### Yapılacak İşler
1/ Verilen metnin "Oğlum Beşiktaş’ta yapılan" ifadesinden başlayıp "tam bir şerefizliktir." ifadesine kadar (bu ifade dahil) uzanan kısmını, "ebeveyn" yerine "anne baba" koyarak düzenleyin.
2/ Verilen metne göre oğul ile kız arasında olayları kavrama açısından kaç yıl var?

### Verilen Metin
↓↓↓
13 Aralık 2016 Salı

ŞEREFSİZLER

Oğlum Beşiktaş’ta yapılan kanlı hain katliam haberlerini izlerken “şerefsizler” dedi.

Kızım “abi ne diyorsun, neden öyle kötü şey söylüyorsun” dedi. İkisi arasında olayları idrak cihetinde üç yıl var.

Genel olarak her kendini bilen aile gibi çocuklarının ağzında küfür babında sözcüklerin dolaşmasını istemeyen ailelerden biriyiz. Ancak tam yerine oturan bu söz karşısında ebeveyn olarak bir şey diyemedik. Ne ki yapılan kancıkça bir eylem ve tam bir şerefizliktir.
↑↑↑
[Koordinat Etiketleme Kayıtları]
↓↓↓
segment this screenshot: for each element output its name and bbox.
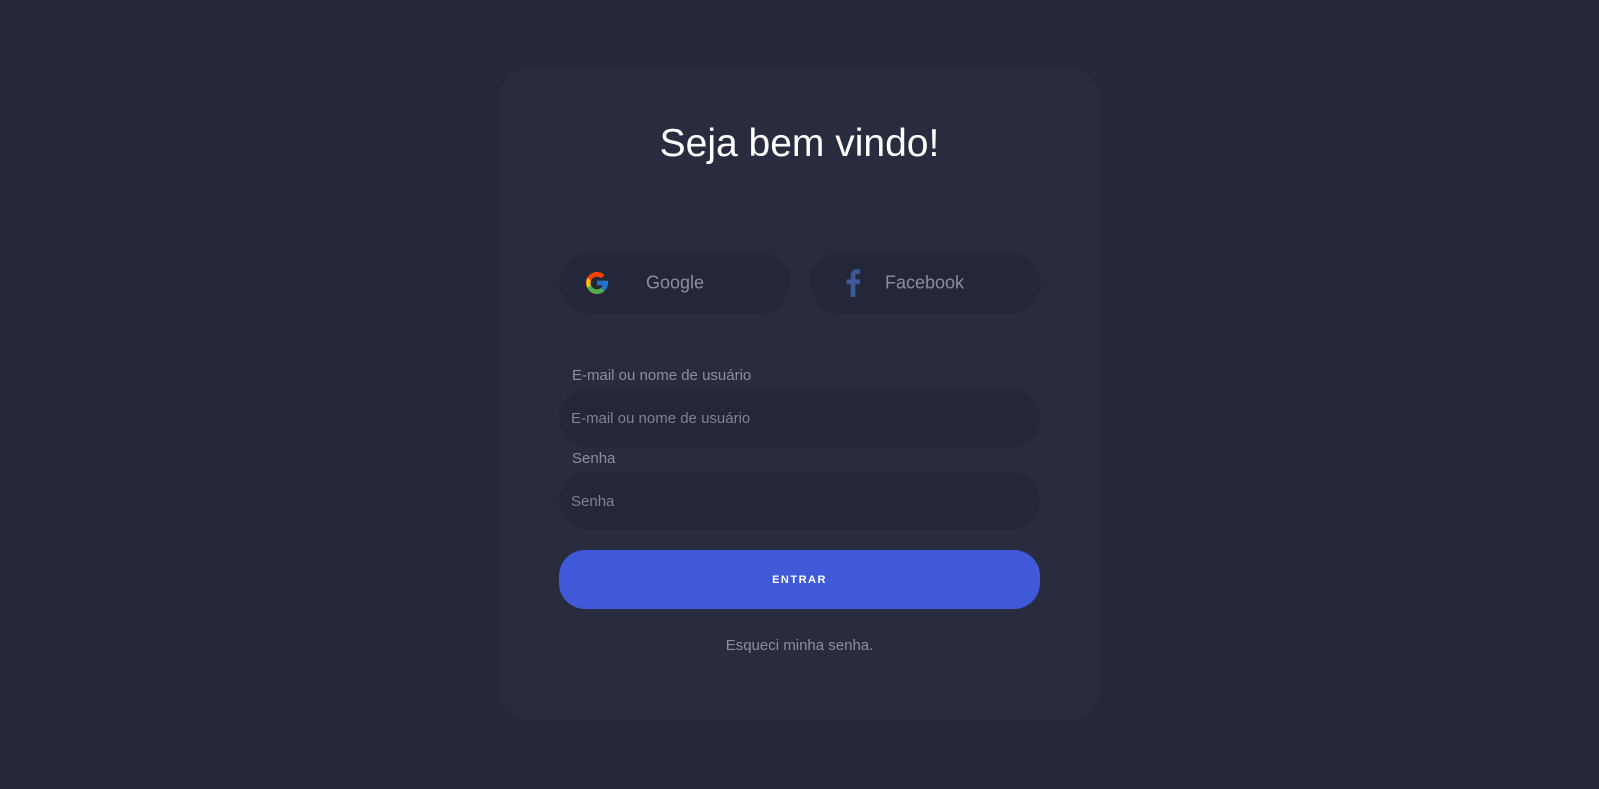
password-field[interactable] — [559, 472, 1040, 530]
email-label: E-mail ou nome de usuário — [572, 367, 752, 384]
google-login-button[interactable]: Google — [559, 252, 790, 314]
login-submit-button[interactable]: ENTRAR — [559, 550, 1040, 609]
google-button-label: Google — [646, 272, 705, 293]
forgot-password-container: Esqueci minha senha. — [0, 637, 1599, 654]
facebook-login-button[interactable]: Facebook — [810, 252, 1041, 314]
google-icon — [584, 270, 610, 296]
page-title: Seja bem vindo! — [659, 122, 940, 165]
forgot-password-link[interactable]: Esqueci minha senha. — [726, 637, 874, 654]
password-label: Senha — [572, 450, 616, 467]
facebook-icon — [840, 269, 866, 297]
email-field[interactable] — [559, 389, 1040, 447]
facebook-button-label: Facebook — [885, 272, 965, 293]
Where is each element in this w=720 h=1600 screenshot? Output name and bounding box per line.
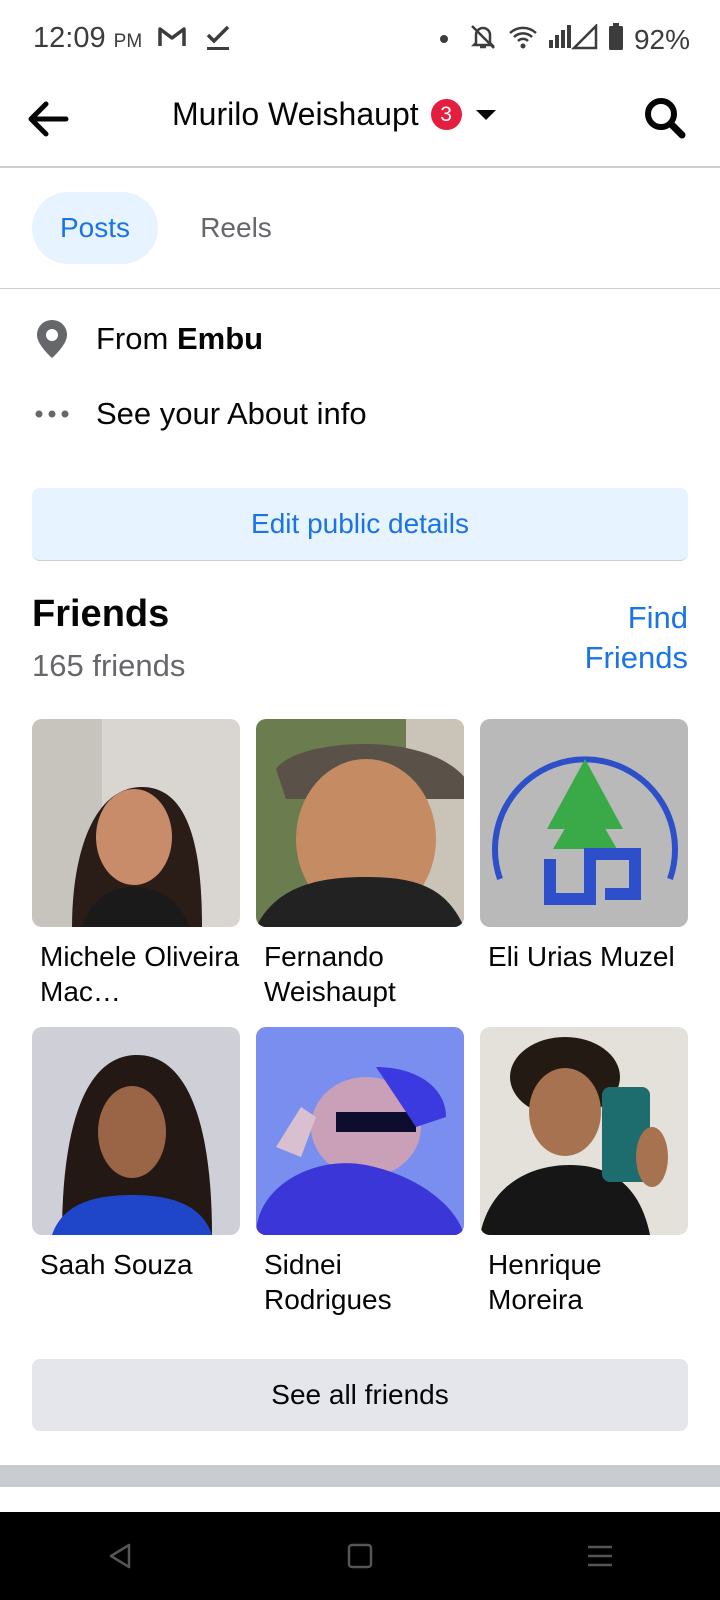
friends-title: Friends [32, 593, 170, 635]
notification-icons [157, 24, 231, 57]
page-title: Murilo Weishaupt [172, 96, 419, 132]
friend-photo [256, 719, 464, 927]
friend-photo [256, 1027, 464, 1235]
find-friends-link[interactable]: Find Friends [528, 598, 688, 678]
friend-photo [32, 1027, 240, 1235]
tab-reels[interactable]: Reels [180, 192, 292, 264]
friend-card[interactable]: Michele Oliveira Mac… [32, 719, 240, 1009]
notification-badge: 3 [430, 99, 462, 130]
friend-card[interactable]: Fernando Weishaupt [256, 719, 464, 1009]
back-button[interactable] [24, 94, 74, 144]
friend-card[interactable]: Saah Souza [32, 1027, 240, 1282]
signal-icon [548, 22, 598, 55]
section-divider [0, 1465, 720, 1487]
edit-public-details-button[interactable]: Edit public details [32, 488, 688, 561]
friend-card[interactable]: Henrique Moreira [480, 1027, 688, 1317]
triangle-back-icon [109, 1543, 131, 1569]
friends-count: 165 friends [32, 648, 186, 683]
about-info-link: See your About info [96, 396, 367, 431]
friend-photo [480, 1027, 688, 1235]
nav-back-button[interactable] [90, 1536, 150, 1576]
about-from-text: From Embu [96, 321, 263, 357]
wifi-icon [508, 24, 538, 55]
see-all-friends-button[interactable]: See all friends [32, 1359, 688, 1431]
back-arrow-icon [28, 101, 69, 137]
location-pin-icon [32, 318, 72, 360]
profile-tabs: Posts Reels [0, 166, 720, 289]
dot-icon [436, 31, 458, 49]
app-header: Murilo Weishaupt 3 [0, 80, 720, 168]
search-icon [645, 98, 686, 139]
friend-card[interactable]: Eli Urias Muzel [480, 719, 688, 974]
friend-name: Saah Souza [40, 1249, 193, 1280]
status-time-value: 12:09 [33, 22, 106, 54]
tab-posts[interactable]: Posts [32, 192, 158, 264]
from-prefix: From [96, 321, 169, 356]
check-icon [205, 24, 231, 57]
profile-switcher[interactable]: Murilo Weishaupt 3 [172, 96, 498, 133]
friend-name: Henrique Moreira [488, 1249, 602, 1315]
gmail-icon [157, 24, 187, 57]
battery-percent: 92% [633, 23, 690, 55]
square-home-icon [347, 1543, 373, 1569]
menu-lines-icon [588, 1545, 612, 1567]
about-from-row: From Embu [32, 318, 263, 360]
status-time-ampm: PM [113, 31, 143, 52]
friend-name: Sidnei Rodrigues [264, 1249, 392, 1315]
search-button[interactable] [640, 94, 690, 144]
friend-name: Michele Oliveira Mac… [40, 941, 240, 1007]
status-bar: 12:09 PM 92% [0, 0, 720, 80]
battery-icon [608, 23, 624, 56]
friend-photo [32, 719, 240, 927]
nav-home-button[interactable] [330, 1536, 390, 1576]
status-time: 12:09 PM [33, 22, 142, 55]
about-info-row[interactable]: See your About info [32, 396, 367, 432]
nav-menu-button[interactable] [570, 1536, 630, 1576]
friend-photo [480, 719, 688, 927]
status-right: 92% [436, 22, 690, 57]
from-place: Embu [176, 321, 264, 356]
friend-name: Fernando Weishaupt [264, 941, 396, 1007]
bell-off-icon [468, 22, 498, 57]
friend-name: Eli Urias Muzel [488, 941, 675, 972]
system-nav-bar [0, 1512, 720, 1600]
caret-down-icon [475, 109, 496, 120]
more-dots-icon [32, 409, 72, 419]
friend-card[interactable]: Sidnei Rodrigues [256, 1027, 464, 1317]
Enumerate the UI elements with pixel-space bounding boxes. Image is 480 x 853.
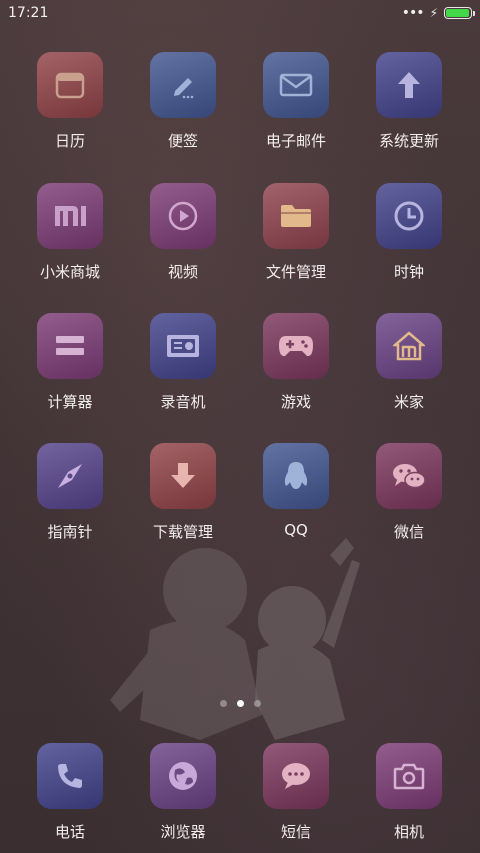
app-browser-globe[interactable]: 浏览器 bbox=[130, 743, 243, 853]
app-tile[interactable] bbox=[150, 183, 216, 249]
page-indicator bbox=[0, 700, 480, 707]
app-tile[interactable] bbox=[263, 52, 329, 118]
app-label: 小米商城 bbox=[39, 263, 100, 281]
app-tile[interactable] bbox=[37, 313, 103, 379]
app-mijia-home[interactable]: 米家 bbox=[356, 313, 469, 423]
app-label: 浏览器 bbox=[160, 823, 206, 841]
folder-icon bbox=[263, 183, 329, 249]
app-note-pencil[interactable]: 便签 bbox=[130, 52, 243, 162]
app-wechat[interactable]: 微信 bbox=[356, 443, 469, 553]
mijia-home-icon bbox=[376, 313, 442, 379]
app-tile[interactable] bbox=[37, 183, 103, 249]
↑↑↑
### Çıktılar
1/
Oğlum Beşiktaş’ta yapılan kanlı hain katliam haberlerini izlerken “şerefsizler” dedi.

Kızım “abi ne diyorsun, neden öyle kötü şey söylüyorsun” dedi. İkisi arasında olayları idrak cihetinde üç yıl var.

Genel olarak her kendini bilen aile gibi çocuklarının ağzında küfür babında sözcüklerin dolaşmasını istemeyen ailelerden biriyiz. Ancak tam yerine oturan bu söz karşısında anne baba olarak bir şey diyemedik. Ne ki yapılan kancıkça bir eylem ve tam bir şerefizliktir.

2/ Üç yıl.